◆ Given problem 1:
In the notes on Linux graphics drivers, what commands does the suggested SELinux work-around add before and after running the NVIDIA installer?
◆ Given problem 2:
Pick up the notes on Linux graphics drivers at their last sentence and write the next passage in the same style.

Page start

Newer distributions using SELinux may encounter problems with restrictions that prevent init scripts from executing certain commands related to kernel modules. Creating an SELinux rule exception is the correct solution, but may be difficult. A work-around is to insert "/usr/bin/setenforce 0" before running the NVIDIA installer, and "/usr/bin/setenforce 1" afterwards.
The RPM way of maintaining the NVidia driver nowadays can be found at http://elrepo.org/tiki/kmod-nvidia . This is preferable to the DKMS way that RPMforge provides.
To test the nvidia driver: blacklist the nouveau and intel graphic modules, disable kernel mode-setting, and boot to runlevel 3 - all via the following kernel command line args:
nouveau.disable=1 intel.disable=1 nomodeset 3 <--append this to grub kernel line
Then run nvidia's xorg creation tool (nvidia-xconfig). Give X a try and see if it works.
If that wont work, black list nouveau and nvidia, and try the intel module (delete the xorg.conf made by nvidia-xconfig):
nouveau.disable=1 nomodeset 3 <-- append this to grub kernel line
ATI now belongs to AMD. Download the proprietary driver from http://ati.amd.com . Recently the (open source) radeon driver shipped with Xorg has improved DRI capabilities that are often sufficient for crystallographic purposes, and the need to hastle with the installation of the propriety driver has become void.

Page end
Information given start

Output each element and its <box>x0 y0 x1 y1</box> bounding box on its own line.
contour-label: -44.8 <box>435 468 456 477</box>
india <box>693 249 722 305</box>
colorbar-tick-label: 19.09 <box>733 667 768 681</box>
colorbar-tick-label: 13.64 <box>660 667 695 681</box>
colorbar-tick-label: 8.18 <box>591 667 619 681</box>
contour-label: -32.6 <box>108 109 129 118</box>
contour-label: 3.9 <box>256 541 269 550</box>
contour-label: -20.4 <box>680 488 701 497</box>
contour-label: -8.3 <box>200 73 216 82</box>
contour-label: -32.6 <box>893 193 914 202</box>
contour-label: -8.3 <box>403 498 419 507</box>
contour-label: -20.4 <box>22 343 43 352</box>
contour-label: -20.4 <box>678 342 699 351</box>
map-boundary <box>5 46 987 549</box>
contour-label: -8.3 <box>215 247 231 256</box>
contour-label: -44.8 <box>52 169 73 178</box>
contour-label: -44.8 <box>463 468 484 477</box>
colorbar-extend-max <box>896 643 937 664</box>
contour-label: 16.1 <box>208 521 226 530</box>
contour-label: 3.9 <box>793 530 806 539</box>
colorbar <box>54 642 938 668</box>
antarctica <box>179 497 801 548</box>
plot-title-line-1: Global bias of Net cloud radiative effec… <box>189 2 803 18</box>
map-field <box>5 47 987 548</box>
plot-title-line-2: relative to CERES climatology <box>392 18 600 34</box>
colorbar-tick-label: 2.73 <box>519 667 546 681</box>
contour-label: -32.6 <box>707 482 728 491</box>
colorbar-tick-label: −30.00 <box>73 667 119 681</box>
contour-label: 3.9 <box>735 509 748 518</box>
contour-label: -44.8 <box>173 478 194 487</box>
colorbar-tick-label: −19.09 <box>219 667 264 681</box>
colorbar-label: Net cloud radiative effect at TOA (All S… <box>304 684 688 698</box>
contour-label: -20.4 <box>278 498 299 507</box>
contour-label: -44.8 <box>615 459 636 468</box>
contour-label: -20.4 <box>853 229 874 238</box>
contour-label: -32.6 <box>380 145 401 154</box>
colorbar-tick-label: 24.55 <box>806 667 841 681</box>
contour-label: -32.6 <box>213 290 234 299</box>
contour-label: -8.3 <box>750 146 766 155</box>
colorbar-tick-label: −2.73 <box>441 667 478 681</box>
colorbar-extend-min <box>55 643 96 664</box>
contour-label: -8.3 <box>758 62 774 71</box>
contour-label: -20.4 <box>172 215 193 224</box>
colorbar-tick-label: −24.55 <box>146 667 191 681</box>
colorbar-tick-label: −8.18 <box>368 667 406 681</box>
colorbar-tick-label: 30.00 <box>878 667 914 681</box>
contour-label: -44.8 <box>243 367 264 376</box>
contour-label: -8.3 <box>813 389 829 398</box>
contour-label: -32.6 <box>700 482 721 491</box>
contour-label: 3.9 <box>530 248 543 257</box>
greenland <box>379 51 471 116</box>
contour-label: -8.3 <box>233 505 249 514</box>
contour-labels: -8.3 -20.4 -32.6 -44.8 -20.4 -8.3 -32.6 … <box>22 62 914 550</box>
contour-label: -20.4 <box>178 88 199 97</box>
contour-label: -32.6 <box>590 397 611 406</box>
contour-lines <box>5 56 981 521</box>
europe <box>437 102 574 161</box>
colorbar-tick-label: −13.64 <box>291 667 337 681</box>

Information given end

◆ Task response 1:
It runs "/usr/bin/setenforce 0" before the NVIDIA installer and "/usr/bin/setenforce 1" afterwards.

◆ Task response 2:
If you are experiencing problems with Coot and ATI graphic cards with rv5xx chipset on FC10, you should switch from the 'radeon' driver to 'radeonhd', for example in the following way (as root):
- yum install system-config-display
- yum install radeonhd
Now you can conveniently change the graphic card driver via a graphical interface, then restart X windows
Unfortunately, you have to disable 3D desktop effects, otherwise you get a blank screen and have to undo the settings via terminal. Furthermore, do not try to use the proprietary ATI 'fglrx' drivers, since they made things even worse, at least in my personal experience (with an ATI Radeon X1650).
The X3100 graphics accelerator is known to be quite fast. FIXME: does it require special drivers?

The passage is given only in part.